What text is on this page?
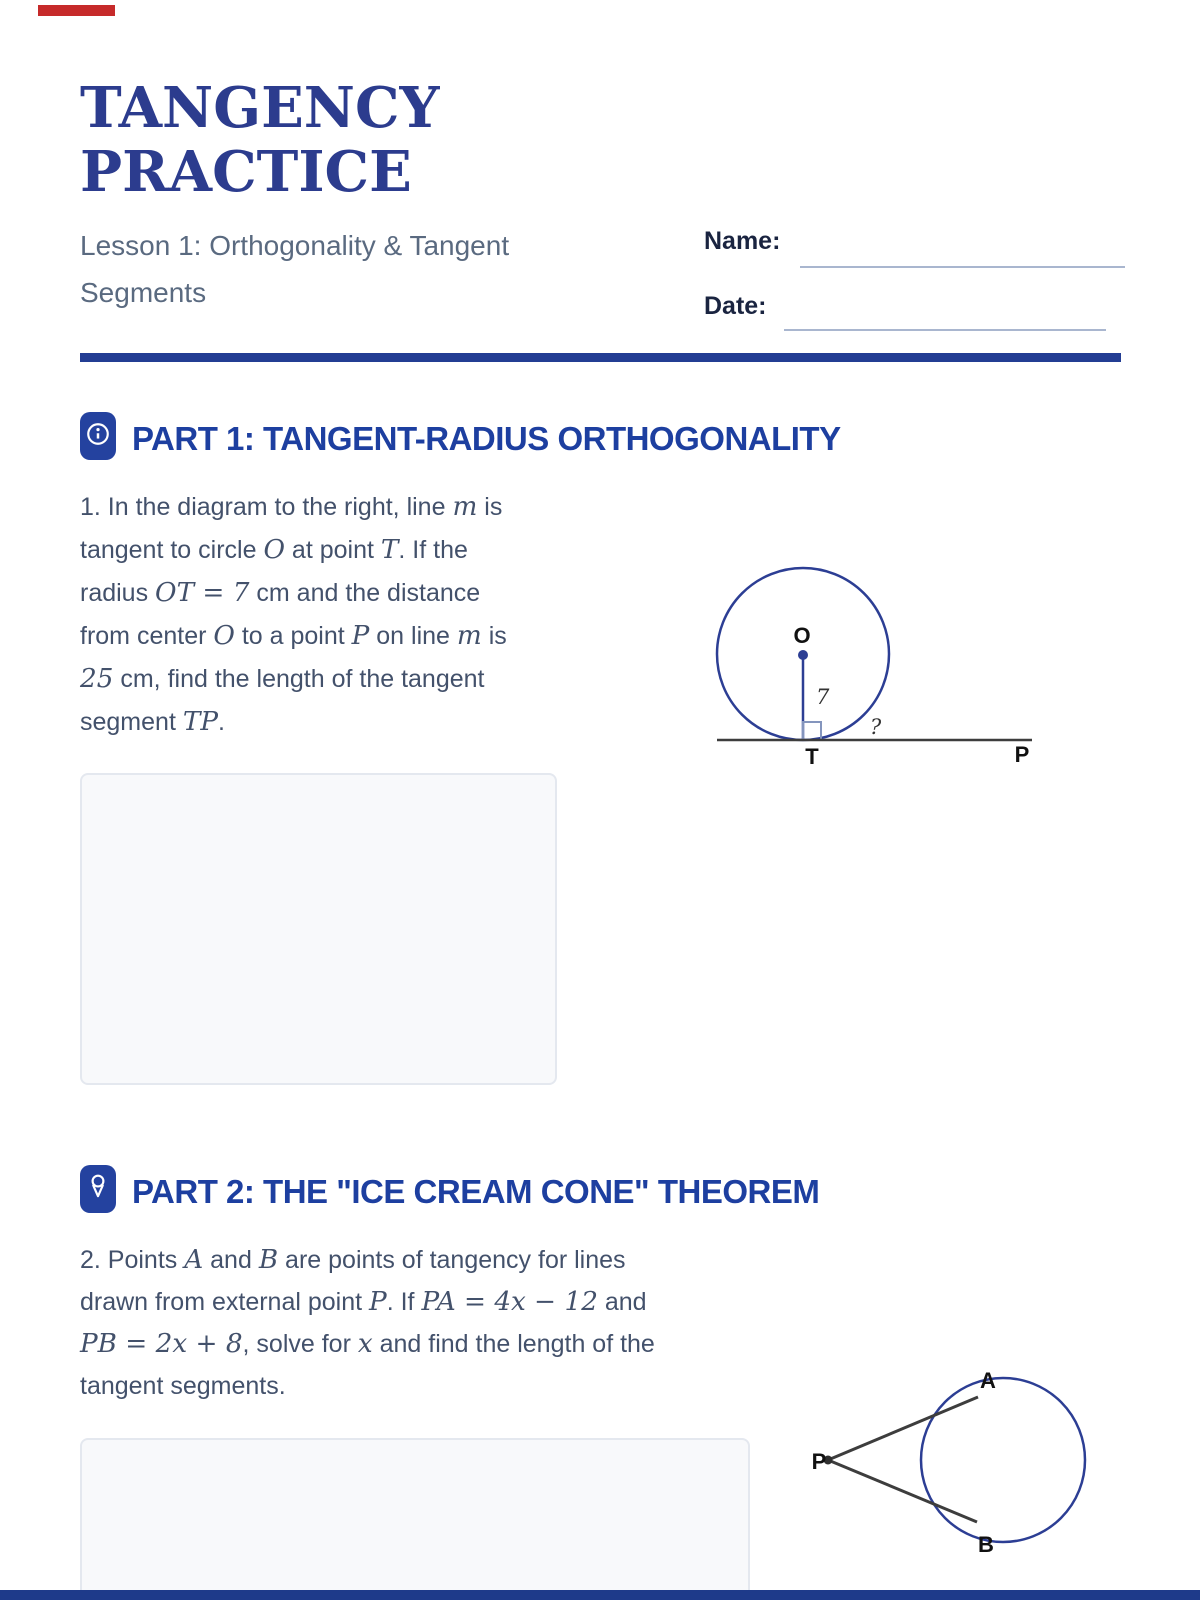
TANGENCY
PRACTICE
Lesson 1: Orthogonality & Tangent Segments
Name:
Date:
PART 1: TANGENT-RADIUS ORTHOGONALITY
1. In the diagram to the right, line m is
tangent to circle O at point T. If the
radius OT = 7 cm and the distance
from center O to a point P on line m is
25 cm, find the length of the tangent
segment TP.
O
7
?
T	P
PART 2: THE "ICE CREAM CONE" THEOREM
2. Points A and B are points of tangency for lines
drawn from external point P. If PA = 4x − 12 and
PB = 2x + 8, solve for x and find the length of the
tangent segments.	A
B
P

......

### [EXERCISE AIM]
Pick out and copy the lines of the entries that hold the string "find".

### [IN RESPONSE]
25 cm, find the length of the tangent
PB = 2x + 8, solve for x and find the length of the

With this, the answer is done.